(Selected excerpt)
§ §
Senator Scott Wiener’s SB 532 would have imposed temporary increases to Bay Area bridge tolls to shore up funding for public transit. After concern from Bay Area representatives, Wiener made the measure a two-year bill. We expect to see amendments in 2024 to win support for this bill. TransForm will be co-sponsoring this bill again next year because it is critical for saving Bay Area transit providers from the fiscal cliff in the near term while we work to secure permanent funding mechanisms.

Two stalled bills and one veto

Two of TransForm’s priority bills didn’t make it out of the legislature. AB 1525, by Assembly Member Mia Bonta, would have allocated transportation funding for projects serving priority populations. This measure would have been a step toward repairing the historic disinvestment in disadvantaged communities, but it died in the Assembly.

AB 364, by Assembly Member Isaac Bryan, would have required data about civic amenities like street furniture and public toilets to be gathered and shared. It would have provided a tool for finding gaps in these critical infrastructure elements, which municipalities don’t currently track, but it didn’t make it past the Senate Transportation Committee.
§ §
(Data extract)
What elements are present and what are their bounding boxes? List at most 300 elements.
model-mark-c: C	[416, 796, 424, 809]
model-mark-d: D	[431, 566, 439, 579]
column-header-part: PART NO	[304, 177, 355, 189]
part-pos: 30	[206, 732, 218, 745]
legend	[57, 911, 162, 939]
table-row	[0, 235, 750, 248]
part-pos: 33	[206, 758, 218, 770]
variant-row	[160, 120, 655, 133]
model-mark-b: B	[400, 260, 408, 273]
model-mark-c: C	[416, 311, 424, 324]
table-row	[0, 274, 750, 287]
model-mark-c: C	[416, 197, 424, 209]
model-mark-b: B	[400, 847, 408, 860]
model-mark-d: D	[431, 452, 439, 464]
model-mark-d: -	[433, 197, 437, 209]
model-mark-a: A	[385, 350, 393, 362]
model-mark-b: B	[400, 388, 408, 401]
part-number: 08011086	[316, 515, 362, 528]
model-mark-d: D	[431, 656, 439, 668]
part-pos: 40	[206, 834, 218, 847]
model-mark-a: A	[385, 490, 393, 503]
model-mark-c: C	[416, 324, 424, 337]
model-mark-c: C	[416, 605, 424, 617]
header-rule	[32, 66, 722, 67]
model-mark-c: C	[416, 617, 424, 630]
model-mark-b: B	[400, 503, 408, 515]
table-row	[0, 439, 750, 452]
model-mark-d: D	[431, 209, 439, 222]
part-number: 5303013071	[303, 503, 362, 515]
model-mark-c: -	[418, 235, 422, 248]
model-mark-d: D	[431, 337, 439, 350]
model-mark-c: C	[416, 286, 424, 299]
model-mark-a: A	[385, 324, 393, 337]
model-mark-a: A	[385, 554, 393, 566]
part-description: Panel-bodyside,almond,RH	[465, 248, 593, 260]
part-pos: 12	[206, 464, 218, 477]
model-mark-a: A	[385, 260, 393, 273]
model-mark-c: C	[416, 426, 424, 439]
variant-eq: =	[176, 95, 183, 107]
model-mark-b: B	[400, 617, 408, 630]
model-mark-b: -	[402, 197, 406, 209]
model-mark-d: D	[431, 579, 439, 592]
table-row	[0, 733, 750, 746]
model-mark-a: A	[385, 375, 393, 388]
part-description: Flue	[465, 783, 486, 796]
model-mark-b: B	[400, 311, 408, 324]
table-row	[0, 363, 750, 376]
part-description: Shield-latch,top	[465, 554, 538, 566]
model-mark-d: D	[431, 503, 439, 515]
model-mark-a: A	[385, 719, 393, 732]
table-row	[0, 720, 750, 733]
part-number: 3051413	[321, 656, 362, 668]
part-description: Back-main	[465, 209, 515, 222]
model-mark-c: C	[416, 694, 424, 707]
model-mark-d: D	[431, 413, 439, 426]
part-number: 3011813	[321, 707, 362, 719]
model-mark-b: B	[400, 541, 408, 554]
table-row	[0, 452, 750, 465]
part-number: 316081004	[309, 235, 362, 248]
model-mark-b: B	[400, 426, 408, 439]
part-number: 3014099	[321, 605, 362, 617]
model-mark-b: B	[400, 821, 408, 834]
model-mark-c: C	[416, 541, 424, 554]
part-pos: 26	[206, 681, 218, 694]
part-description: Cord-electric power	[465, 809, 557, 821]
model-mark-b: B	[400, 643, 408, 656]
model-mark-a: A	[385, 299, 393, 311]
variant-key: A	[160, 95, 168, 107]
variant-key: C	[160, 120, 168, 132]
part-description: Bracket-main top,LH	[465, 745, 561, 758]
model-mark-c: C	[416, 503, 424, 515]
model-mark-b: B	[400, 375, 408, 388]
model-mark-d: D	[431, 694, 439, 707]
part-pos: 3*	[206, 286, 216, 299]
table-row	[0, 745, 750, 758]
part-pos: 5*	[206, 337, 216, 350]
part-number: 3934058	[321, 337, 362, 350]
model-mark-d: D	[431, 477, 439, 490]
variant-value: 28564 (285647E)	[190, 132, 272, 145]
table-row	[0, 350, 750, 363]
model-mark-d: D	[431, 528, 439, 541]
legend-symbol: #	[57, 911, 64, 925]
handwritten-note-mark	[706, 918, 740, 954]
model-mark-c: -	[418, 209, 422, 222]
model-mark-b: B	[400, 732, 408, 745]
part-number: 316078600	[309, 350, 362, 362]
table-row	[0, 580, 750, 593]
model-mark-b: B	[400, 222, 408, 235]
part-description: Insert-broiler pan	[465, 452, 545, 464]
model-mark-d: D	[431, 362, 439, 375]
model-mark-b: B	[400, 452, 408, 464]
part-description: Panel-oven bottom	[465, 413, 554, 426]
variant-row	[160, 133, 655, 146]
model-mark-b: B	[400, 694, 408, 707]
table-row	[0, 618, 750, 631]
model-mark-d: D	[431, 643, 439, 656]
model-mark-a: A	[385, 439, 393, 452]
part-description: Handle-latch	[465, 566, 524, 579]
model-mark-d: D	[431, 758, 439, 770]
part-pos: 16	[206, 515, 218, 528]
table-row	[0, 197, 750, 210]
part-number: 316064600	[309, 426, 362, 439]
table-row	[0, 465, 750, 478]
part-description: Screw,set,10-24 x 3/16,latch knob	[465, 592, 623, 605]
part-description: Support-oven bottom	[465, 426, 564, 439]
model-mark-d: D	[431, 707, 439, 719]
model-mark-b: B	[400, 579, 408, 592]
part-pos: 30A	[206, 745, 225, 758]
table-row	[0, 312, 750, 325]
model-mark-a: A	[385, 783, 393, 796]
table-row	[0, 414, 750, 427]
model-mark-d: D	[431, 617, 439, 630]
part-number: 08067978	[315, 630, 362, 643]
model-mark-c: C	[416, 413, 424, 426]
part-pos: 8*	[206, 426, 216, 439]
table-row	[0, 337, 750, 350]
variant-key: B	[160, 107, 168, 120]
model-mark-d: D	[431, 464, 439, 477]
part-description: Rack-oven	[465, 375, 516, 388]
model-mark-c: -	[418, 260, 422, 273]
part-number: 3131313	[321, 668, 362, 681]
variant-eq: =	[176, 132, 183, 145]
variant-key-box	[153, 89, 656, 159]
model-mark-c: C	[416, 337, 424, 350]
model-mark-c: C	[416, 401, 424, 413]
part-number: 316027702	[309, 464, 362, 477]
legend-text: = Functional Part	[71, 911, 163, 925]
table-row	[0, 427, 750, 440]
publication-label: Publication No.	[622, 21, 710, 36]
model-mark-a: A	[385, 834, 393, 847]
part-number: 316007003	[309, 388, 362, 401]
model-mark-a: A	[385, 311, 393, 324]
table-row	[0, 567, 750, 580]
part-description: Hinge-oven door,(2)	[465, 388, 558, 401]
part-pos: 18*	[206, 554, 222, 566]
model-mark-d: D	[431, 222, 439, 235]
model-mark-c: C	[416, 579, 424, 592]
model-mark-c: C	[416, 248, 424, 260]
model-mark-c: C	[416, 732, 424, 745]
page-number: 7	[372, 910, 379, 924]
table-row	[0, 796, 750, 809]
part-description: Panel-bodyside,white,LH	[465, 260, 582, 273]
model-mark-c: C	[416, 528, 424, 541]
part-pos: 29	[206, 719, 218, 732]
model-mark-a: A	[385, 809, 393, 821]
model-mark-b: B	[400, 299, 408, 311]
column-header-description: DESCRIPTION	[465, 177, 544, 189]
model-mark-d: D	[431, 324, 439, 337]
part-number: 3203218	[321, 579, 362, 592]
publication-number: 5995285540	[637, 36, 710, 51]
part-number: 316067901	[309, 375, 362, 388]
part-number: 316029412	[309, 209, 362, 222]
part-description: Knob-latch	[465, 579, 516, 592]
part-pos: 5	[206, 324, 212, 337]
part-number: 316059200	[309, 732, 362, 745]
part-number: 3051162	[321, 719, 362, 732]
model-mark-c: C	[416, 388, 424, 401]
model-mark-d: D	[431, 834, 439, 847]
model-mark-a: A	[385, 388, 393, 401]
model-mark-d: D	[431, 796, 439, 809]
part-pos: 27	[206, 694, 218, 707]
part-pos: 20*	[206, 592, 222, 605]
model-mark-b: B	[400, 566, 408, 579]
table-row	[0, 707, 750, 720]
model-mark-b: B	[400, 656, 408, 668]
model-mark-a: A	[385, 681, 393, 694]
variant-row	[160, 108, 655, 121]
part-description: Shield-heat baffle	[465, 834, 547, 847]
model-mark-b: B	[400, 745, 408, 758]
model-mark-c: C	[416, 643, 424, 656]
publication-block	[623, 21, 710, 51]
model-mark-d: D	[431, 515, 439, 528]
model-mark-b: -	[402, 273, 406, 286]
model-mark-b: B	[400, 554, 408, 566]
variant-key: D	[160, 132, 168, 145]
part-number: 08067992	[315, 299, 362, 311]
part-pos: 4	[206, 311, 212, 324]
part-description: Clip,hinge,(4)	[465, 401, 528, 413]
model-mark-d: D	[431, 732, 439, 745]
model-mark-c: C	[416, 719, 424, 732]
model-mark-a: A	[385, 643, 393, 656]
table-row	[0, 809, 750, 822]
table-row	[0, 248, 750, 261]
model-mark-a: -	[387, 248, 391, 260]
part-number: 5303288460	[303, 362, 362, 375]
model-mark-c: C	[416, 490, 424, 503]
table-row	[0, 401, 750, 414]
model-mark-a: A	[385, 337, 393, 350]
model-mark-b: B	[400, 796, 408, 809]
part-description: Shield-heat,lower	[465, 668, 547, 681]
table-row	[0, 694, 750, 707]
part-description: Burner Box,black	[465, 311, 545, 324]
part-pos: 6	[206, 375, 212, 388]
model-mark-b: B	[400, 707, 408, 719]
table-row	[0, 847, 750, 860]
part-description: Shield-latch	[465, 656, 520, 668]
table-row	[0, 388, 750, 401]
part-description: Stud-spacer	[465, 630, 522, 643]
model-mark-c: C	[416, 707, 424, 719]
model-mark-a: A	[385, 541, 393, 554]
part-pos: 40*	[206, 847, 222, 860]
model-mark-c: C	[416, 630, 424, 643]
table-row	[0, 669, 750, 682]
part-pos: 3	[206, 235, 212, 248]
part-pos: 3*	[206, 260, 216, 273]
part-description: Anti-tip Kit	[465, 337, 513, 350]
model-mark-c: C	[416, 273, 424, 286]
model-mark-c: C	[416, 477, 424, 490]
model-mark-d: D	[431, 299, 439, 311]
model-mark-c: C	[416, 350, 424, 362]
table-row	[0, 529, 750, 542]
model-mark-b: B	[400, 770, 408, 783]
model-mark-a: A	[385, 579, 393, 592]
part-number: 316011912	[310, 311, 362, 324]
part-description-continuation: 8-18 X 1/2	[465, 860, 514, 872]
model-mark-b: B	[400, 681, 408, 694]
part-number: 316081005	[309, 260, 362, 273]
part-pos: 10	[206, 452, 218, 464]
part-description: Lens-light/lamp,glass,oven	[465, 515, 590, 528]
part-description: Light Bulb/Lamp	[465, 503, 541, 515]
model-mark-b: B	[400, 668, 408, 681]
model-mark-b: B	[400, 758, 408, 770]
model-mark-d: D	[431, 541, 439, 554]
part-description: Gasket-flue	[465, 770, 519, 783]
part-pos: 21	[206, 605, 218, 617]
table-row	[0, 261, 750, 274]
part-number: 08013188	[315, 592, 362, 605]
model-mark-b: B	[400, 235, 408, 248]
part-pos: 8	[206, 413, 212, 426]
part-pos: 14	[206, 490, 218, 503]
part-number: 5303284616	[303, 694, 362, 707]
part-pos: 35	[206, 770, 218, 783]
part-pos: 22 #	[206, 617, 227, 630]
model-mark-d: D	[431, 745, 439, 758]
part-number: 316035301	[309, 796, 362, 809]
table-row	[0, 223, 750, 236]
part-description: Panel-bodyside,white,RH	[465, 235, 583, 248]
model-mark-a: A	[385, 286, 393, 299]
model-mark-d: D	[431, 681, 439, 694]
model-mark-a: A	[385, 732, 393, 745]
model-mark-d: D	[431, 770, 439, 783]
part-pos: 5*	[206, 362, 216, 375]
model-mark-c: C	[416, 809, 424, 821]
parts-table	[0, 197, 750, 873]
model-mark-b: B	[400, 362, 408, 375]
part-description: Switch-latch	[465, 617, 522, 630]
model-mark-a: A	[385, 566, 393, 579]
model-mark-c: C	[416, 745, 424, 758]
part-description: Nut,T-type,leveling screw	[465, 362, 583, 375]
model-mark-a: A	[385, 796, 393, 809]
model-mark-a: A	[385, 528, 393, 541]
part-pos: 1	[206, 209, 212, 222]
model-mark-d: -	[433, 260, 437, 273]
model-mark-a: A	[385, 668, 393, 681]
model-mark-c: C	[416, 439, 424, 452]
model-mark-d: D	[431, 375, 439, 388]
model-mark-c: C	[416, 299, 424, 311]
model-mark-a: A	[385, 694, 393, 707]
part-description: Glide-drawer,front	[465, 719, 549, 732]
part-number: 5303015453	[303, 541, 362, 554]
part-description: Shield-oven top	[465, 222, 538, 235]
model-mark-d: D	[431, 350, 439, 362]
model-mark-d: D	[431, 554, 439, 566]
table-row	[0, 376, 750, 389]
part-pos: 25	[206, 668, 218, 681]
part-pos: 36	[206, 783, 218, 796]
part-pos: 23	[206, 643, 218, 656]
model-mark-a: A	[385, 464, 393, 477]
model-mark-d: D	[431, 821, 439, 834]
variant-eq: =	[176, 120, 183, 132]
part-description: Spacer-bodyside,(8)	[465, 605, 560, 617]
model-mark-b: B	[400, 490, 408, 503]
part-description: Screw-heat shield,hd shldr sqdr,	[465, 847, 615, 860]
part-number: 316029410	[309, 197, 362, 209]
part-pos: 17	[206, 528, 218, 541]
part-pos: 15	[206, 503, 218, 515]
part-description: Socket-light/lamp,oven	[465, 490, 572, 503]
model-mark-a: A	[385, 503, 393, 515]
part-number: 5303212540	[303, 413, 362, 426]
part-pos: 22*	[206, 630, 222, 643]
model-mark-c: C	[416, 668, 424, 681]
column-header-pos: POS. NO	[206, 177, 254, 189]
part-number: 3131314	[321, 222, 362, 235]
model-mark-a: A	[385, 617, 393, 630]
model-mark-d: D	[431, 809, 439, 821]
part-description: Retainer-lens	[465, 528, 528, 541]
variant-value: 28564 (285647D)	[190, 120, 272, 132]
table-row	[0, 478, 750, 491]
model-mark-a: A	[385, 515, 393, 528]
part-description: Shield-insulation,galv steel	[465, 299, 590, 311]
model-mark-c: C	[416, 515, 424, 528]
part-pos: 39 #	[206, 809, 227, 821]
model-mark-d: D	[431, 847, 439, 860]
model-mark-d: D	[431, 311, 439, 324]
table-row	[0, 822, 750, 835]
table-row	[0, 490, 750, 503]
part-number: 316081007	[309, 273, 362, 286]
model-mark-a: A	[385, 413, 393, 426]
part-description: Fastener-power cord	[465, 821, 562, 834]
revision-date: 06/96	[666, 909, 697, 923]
§ §
(What to work on)
1. In the passage on California transportation bills, rewrite the section starting at "Two stalled bills" and ending at "Senate Transportation Committee.", replacing "priority populations" with "underserved populations".
2. Pick up the passage on California transportation bills after its last sentence and continue it.

(Outputs in order)
1.
Two stalled bills and one veto

Two of TransForm’s priority bills didn’t make it out of the legislature. AB 1525, by Assembly Member Mia Bonta, would have allocated transportation funding for projects serving underserved populations. This measure would have been a step toward repairing the historic disinvestment in disadvantaged communities, but it died in the Assembly.

AB 364, by Assembly Member Isaac Bryan, would have required data about civic amenities like street furniture and public toilets to be gathered and shared. It would have provided a tool for finding gaps in these critical infrastructure elements, which municipalities don’t currently track, but it didn’t make it past the Senate Transportation Committee.

2.
Another excellent measure, the Decriminalize Fare Evasion Bill, AB 819 by Assembly Member Isaac Bryan, would have prohibited transit authorities from imposing criminal penalties on people found guilty of repeatedly riding transit without paying the fare. It got the approval of both branches of the California Legislature, but the governor vetoed it. He justified his opposition with the assertion of a single transit operator that most crimes on its system were committed by people who didn’t pay the fares. However, some transit operators have already removed criminal penalties from fare enforcement with no adverse effects, including no increase in fare evasion. TransForm hopes fare evasion decriminalization returns in a future session because it’s a crucial step toward more equitable treatment of transit riders.